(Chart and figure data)
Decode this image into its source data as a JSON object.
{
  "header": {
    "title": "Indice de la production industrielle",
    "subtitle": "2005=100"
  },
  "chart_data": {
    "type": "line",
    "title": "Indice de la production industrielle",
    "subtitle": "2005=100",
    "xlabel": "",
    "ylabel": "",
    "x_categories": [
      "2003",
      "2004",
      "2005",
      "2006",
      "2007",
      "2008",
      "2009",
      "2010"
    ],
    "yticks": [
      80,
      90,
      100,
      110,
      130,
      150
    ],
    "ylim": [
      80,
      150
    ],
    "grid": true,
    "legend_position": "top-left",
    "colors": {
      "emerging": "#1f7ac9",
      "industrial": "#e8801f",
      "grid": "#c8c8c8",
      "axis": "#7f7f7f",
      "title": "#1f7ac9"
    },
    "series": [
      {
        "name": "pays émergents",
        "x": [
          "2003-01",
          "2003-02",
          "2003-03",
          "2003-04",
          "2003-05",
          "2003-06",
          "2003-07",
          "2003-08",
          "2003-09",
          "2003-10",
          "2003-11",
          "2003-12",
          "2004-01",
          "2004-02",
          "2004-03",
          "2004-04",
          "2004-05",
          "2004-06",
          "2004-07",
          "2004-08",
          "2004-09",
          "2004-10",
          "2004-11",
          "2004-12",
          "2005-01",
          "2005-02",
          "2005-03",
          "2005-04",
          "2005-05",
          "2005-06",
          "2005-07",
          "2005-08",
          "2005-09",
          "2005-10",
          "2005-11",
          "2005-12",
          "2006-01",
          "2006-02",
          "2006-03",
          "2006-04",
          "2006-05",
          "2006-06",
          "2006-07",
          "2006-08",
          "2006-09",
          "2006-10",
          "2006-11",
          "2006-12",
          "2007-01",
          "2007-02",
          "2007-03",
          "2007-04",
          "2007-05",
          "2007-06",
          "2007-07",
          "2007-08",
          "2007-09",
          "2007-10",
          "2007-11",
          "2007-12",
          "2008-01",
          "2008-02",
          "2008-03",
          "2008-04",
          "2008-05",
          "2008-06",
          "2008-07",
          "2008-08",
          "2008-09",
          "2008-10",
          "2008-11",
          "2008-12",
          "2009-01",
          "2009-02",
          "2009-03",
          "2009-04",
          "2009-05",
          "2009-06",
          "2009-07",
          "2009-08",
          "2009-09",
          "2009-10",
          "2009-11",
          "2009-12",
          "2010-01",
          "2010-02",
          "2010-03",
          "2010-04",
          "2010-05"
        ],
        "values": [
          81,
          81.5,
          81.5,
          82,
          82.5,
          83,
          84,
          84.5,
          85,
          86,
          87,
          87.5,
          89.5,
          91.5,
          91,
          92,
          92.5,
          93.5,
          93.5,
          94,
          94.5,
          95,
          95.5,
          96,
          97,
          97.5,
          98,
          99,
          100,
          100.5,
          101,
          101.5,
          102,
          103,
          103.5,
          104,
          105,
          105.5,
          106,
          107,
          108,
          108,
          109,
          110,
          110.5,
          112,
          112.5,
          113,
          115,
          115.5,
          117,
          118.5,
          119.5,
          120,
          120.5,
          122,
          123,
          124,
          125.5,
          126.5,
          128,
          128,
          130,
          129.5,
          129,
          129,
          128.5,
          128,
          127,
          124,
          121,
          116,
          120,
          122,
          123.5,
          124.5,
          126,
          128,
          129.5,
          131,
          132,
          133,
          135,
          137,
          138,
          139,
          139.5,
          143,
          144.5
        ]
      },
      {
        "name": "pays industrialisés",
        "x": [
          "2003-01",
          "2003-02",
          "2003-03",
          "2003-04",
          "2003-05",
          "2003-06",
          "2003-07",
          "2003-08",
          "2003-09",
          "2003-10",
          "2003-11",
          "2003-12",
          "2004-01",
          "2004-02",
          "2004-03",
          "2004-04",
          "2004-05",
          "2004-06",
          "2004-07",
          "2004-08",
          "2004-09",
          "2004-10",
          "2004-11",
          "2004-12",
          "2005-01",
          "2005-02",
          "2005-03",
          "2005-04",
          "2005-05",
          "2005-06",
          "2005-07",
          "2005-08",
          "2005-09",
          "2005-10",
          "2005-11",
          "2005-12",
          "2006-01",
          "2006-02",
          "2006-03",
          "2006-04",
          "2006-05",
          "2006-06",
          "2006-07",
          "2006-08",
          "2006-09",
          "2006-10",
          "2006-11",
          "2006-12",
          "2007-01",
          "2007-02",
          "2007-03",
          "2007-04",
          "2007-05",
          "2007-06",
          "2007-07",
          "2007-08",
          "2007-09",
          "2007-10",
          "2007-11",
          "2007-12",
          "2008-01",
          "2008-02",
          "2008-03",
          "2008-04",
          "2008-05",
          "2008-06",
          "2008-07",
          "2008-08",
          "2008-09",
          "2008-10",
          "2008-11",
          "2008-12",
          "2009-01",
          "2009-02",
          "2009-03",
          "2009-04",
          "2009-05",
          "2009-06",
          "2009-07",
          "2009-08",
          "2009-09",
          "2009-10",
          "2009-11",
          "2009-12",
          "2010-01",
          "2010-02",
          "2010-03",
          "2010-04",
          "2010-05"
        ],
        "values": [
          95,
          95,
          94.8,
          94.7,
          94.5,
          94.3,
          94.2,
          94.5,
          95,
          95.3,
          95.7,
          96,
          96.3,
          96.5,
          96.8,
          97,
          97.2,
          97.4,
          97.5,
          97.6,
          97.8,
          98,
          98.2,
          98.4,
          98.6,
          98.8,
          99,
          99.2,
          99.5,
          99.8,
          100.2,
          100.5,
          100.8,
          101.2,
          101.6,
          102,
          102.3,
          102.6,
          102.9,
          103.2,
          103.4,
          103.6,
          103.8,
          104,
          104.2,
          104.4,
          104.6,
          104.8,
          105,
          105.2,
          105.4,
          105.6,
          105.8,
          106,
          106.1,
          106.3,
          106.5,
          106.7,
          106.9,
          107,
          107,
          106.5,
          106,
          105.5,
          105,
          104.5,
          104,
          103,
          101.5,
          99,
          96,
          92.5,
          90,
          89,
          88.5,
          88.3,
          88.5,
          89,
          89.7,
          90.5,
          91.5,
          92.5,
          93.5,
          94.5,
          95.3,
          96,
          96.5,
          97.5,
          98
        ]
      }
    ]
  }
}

### WORK TO COMPLETE:
Reproduce each line of the material above precisely.

### SOLUTION TO THIS TASK:
Decode this image into its source data as a JSON object.
{
  "header": {
    "title": "Indice de la production industrielle",
    "subtitle": "2005=100"
  },
  "chart_data": {
    "type": "line",
    "title": "Indice de la production industrielle",
    "subtitle": "2005=100",
    "xlabel": "",
    "ylabel": "",
    "x_categories": [
      "2003",
      "2004",
      "2005",
      "2006",
      "2007",
      "2008",
      "2009",
      "2010"
    ],
    "yticks": [
      80,
      90,
      100,
      110,
      130,
      150
    ],
    "ylim": [
      80,
      150
    ],
    "grid": true,
    "legend_position": "top-left",
    "colors": {
      "emerging": "#1f7ac9",
      "industrial": "#e8801f",
      "grid": "#c8c8c8",
      "axis": "#7f7f7f",
      "title": "#1f7ac9"
    },
    "series": [
      {
        "name": "pays émergents",
        "x": [
          "2003-01",
          "2003-02",
          "2003-03",
          "2003-04",
          "2003-05",
          "2003-06",
          "2003-07",
          "2003-08",
          "2003-09",
          "2003-10",
          "2003-11",
          "2003-12",
          "2004-01",
          "2004-02",
          "2004-03",
          "2004-04",
          "2004-05",
          "2004-06",
          "2004-07",
          "2004-08",
          "2004-09",
          "2004-10",
          "2004-11",
          "2004-12",
          "2005-01",
          "2005-02",
          "2005-03",
          "2005-04",
          "2005-05",
          "2005-06",
          "2005-07",
          "2005-08",
          "2005-09",
          "2005-10",
          "2005-11",
          "2005-12",
          "2006-01",
          "2006-02",
          "2006-03",
          "2006-04",
          "2006-05",
          "2006-06",
          "2006-07",
          "2006-08",
          "2006-09",
          "2006-10",
          "2006-11",
          "2006-12",
          "2007-01",
          "2007-02",
          "2007-03",
          "2007-04",
          "2007-05",
          "2007-06",
          "2007-07",
          "2007-08",
          "2007-09",
          "2007-10",
          "2007-11",
          "2007-12",
          "2008-01",
          "2008-02",
          "2008-03",
          "2008-04",
          "2008-05",
          "2008-06",
          "2008-07",
          "2008-08",
          "2008-09",
          "2008-10",
          "2008-11",
          "2008-12",
          "2009-01",
          "2009-02",
          "2009-03",
          "2009-04",
          "2009-05",
          "2009-06",
          "2009-07",
          "2009-08",
          "2009-09",
          "2009-10",
          "2009-11",
          "2009-12",
          "2010-01",
          "2010-02",
          "2010-03",
          "2010-04",
          "2010-05"
        ],
        "values": [
          81,
          81.5,
          81.5,
          82,
          82.5,
          83,
          84,
          84.5,
          85,
          86,
          87,
          87.5,
          89.5,
          91.5,
          91,
          92,
          92.5,
          93.5,
          93.5,
          94,
          94.5,
          95,
          95.5,
          96,
          97,
          97.5,
          98,
          99,
          100,
          100.5,
          101,
          101.5,
          102,
          103,
          103.5,
          104,
          105,
          105.5,
          106,
          107,
          108,
          108,
          109,
          110,
          110.5,
          112,
          112.5,
          113,
          115,
          115.5,
          117,
          118.5,
          119.5,
          120,
          120.5,
          122,
          123,
          124,
          125.5,
          126.5,
          128,
          128,
          130,
          129.5,
          129,
          129,
          128.5,
          128,
          127,
          124,
          121,
          116,
          120,
          122,
          123.5,
          124.5,
          126,
          128,
          129.5,
          131,
          132,
          133,
          135,
          137,
          138,
          139,
          139.5,
          143,
          144.5
        ]
      },
      {
        "name": "pays industrialisés",
        "x": [
          "2003-01",
          "2003-02",
          "2003-03",
          "2003-04",
          "2003-05",
          "2003-06",
          "2003-07",
          "2003-08",
          "2003-09",
          "2003-10",
          "2003-11",
          "2003-12",
          "2004-01",
          "2004-02",
          "2004-03",
          "2004-04",
          "2004-05",
          "2004-06",
          "2004-07",
          "2004-08",
          "2004-09",
          "2004-10",
          "2004-11",
          "2004-12",
          "2005-01",
          "2005-02",
          "2005-03",
          "2005-04",
          "2005-05",
          "2005-06",
          "2005-07",
          "2005-08",
          "2005-09",
          "2005-10",
          "2005-11",
          "2005-12",
          "2006-01",
          "2006-02",
          "2006-03",
          "2006-04",
          "2006-05",
          "2006-06",
          "2006-07",
          "2006-08",
          "2006-09",
          "2006-10",
          "2006-11",
          "2006-12",
          "2007-01",
          "2007-02",
          "2007-03",
          "2007-04",
          "2007-05",
          "2007-06",
          "2007-07",
          "2007-08",
          "2007-09",
          "2007-10",
          "2007-11",
          "2007-12",
          "2008-01",
          "2008-02",
          "2008-03",
          "2008-04",
          "2008-05",
          "2008-06",
          "2008-07",
          "2008-08",
          "2008-09",
          "2008-10",
          "2008-11",
          "2008-12",
          "2009-01",
          "2009-02",
          "2009-03",
          "2009-04",
          "2009-05",
          "2009-06",
          "2009-07",
          "2009-08",
          "2009-09",
          "2009-10",
          "2009-11",
          "2009-12",
          "2010-01",
          "2010-02",
          "2010-03",
          "2010-04",
          "2010-05"
        ],
        "values": [
          95,
          95,
          94.8,
          94.7,
          94.5,
          94.3,
          94.2,
          94.5,
          95,
          95.3,
          95.7,
          96,
          96.3,
          96.5,
          96.8,
          97,
          97.2,
          97.4,
          97.5,
          97.6,
          97.8,
          98,
          98.2,
          98.4,
          98.6,
          98.8,
          99,
          99.2,
          99.5,
          99.8,
          100.2,
          100.5,
          100.8,
          101.2,
          101.6,
          102,
          102.3,
          102.6,
          102.9,
          103.2,
          103.4,
          103.6,
          103.8,
          104,
          104.2,
          104.4,
          104.6,
          104.8,
          105,
          105.2,
          105.4,
          105.6,
          105.8,
          106,
          106.1,
          106.3,
          106.5,
          106.7,
          106.9,
          107,
          107,
          106.5,
          106,
          105.5,
          105,
          104.5,
          104,
          103,
          101.5,
          99,
          96,
          92.5,
          90,
          89,
          88.5,
          88.3,
          88.5,
          89,
          89.7,
          90.5,
          91.5,
          92.5,
          93.5,
          94.5,
          95.3,
          96,
          96.5,
          97.5,
          98
        ]
      }
    ]
  }
}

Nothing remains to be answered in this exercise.